Records that describe figures:
--------------------

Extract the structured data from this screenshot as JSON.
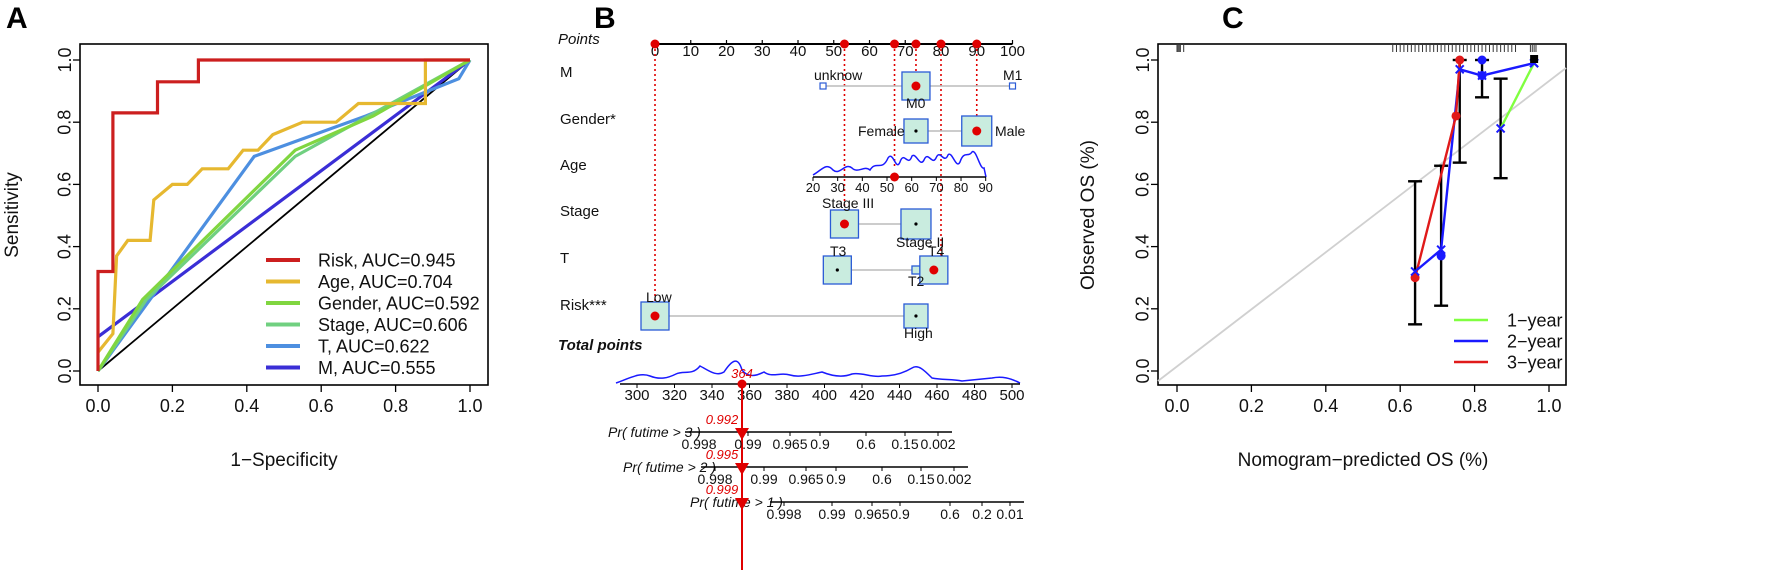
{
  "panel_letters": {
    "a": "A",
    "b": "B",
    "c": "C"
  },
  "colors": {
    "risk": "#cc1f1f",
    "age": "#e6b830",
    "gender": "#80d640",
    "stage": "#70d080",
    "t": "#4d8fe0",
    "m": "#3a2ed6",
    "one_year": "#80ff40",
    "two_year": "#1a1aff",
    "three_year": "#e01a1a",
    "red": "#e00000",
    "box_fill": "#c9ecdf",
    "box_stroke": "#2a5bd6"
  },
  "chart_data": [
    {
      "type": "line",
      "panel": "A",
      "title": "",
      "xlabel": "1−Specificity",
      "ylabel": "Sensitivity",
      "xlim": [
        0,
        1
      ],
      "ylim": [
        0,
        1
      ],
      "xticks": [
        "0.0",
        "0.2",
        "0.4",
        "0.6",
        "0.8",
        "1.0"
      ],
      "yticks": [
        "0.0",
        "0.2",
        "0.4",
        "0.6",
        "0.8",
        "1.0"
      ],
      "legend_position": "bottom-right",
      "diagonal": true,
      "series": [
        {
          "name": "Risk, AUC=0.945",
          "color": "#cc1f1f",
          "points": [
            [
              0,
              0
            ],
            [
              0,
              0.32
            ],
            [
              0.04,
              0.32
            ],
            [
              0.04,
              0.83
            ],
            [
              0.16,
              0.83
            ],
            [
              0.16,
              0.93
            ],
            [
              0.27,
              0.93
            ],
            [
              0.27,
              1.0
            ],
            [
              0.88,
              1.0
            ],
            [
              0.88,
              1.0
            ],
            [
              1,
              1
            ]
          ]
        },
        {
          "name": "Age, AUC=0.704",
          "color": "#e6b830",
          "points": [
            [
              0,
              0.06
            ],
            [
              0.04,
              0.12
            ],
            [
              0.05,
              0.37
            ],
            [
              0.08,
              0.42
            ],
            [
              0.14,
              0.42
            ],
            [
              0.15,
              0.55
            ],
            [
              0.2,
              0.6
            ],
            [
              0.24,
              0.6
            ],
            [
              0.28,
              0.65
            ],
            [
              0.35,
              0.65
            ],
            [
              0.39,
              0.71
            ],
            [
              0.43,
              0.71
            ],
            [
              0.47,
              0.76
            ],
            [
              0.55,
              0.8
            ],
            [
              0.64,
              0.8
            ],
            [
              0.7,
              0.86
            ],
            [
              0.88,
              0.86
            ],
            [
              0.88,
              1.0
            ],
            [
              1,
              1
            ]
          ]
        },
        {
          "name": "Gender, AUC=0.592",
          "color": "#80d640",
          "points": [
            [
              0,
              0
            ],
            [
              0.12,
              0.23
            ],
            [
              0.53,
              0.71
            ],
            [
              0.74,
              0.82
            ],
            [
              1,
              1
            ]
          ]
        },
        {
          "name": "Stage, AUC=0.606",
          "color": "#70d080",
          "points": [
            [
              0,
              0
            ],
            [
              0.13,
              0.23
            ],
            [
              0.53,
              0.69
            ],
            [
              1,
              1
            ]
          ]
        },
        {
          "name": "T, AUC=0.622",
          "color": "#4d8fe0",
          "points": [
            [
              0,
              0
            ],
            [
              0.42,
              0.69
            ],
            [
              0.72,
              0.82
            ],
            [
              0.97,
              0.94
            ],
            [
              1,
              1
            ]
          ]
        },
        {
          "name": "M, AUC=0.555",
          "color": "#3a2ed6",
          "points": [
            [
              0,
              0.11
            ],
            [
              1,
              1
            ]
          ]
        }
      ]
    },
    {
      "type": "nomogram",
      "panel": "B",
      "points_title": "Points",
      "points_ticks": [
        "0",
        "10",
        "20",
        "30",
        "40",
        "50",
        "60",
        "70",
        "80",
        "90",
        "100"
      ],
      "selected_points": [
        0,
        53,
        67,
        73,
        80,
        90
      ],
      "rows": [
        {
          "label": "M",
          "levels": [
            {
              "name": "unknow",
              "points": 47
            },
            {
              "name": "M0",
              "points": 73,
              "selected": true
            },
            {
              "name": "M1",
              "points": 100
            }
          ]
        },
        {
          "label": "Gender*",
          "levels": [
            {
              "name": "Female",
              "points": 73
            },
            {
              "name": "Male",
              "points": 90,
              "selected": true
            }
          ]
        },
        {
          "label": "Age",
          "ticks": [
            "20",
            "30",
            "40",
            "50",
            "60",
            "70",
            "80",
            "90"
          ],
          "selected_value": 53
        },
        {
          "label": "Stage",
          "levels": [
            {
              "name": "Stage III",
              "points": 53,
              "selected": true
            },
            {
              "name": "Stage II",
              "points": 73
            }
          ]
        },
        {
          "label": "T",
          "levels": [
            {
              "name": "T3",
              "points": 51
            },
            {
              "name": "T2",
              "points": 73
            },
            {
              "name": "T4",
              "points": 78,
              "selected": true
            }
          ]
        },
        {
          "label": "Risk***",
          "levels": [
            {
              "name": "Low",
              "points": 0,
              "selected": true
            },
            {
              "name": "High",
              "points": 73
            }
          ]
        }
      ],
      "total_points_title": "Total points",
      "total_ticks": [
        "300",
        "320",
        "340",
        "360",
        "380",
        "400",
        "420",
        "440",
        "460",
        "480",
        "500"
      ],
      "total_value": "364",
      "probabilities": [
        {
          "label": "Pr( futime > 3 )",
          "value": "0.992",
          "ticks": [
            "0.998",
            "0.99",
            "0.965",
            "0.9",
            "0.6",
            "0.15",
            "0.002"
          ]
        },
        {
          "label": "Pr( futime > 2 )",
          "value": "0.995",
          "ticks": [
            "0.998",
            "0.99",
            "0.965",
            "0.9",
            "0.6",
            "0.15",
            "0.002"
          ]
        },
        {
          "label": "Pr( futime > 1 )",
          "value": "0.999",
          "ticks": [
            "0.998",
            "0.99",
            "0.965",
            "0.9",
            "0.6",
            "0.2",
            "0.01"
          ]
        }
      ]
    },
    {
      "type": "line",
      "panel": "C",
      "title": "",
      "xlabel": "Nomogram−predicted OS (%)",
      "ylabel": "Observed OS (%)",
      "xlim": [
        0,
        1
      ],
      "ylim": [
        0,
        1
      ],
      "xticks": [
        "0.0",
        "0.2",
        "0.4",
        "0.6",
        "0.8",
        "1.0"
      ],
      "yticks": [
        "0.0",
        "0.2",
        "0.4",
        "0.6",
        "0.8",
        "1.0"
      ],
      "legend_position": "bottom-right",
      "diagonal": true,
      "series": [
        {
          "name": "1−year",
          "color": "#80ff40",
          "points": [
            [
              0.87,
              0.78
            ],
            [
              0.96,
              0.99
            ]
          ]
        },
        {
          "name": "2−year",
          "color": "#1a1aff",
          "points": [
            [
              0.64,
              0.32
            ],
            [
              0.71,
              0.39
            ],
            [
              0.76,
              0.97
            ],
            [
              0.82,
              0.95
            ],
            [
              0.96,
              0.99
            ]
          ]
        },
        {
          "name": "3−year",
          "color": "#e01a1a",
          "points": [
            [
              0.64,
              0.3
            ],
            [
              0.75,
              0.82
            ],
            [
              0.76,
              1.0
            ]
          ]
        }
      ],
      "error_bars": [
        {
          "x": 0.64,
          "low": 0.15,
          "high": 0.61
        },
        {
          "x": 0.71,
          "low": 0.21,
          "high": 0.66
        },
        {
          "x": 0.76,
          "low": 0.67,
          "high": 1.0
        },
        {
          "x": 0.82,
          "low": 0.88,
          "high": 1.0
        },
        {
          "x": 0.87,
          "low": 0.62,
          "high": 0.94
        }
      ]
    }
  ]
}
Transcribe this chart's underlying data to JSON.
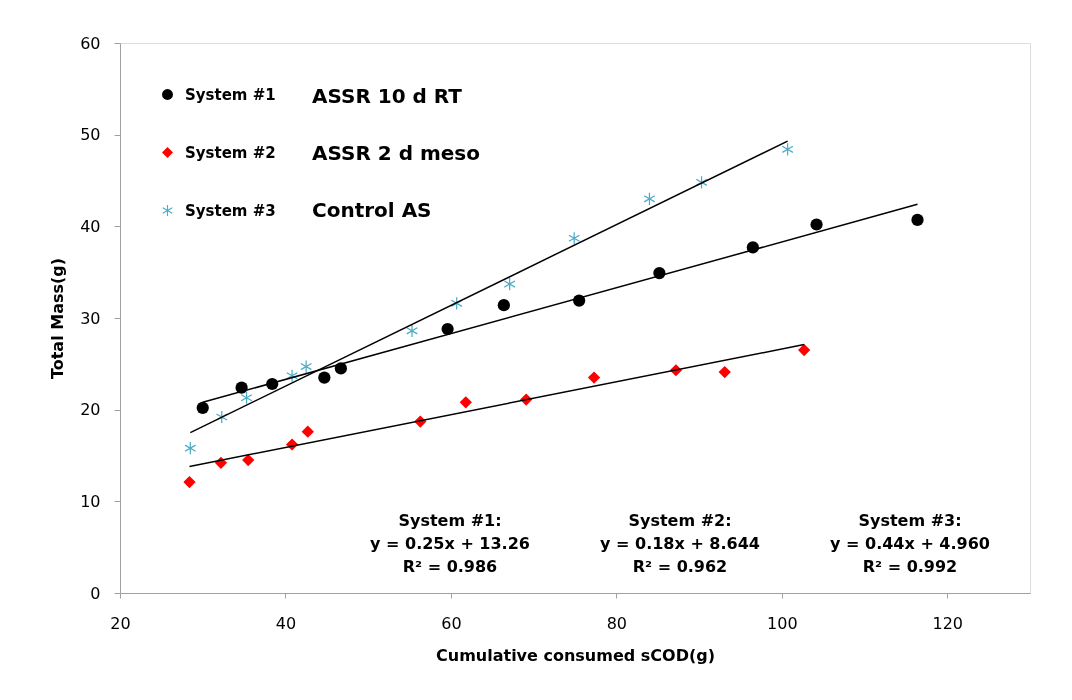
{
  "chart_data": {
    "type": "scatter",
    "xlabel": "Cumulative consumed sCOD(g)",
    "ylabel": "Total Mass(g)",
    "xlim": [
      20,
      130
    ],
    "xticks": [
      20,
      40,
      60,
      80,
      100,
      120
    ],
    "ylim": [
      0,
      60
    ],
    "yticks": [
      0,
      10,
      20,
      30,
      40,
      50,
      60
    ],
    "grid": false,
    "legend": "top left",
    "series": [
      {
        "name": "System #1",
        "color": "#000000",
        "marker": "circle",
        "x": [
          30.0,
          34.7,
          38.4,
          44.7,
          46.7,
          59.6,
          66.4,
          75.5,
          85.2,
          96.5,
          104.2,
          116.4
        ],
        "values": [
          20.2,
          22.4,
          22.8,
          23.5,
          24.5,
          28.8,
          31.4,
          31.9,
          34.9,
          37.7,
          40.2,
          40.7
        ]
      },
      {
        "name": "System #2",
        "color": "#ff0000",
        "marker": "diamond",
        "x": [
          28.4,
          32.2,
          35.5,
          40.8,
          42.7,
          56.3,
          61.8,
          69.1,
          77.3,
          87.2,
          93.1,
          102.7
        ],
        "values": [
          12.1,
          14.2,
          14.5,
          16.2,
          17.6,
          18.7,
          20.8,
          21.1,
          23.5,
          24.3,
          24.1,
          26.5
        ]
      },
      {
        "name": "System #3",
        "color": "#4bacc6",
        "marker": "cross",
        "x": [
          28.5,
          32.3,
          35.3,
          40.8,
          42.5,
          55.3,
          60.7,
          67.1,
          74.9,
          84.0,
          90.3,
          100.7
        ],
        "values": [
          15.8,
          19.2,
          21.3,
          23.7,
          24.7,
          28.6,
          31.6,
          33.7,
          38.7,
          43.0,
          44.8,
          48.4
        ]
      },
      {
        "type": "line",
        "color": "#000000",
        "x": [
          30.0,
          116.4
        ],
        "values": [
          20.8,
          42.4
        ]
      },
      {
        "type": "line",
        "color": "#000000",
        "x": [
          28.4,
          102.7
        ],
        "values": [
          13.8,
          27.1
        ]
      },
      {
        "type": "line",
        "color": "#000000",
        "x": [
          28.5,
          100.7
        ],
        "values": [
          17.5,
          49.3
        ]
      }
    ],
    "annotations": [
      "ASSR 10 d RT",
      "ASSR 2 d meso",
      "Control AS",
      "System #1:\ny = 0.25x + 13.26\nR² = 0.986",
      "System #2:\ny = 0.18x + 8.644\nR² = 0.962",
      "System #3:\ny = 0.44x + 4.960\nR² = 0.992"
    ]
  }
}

--------------------

◆ **YOUR INSTRUCTIONS**: All lines holding the word "JSON" should be picked out and copied.

◆ **SOLUTION**:
Extract the structured data from this screenshot as JSON.
Transcribe this chart's underlying data to JSON.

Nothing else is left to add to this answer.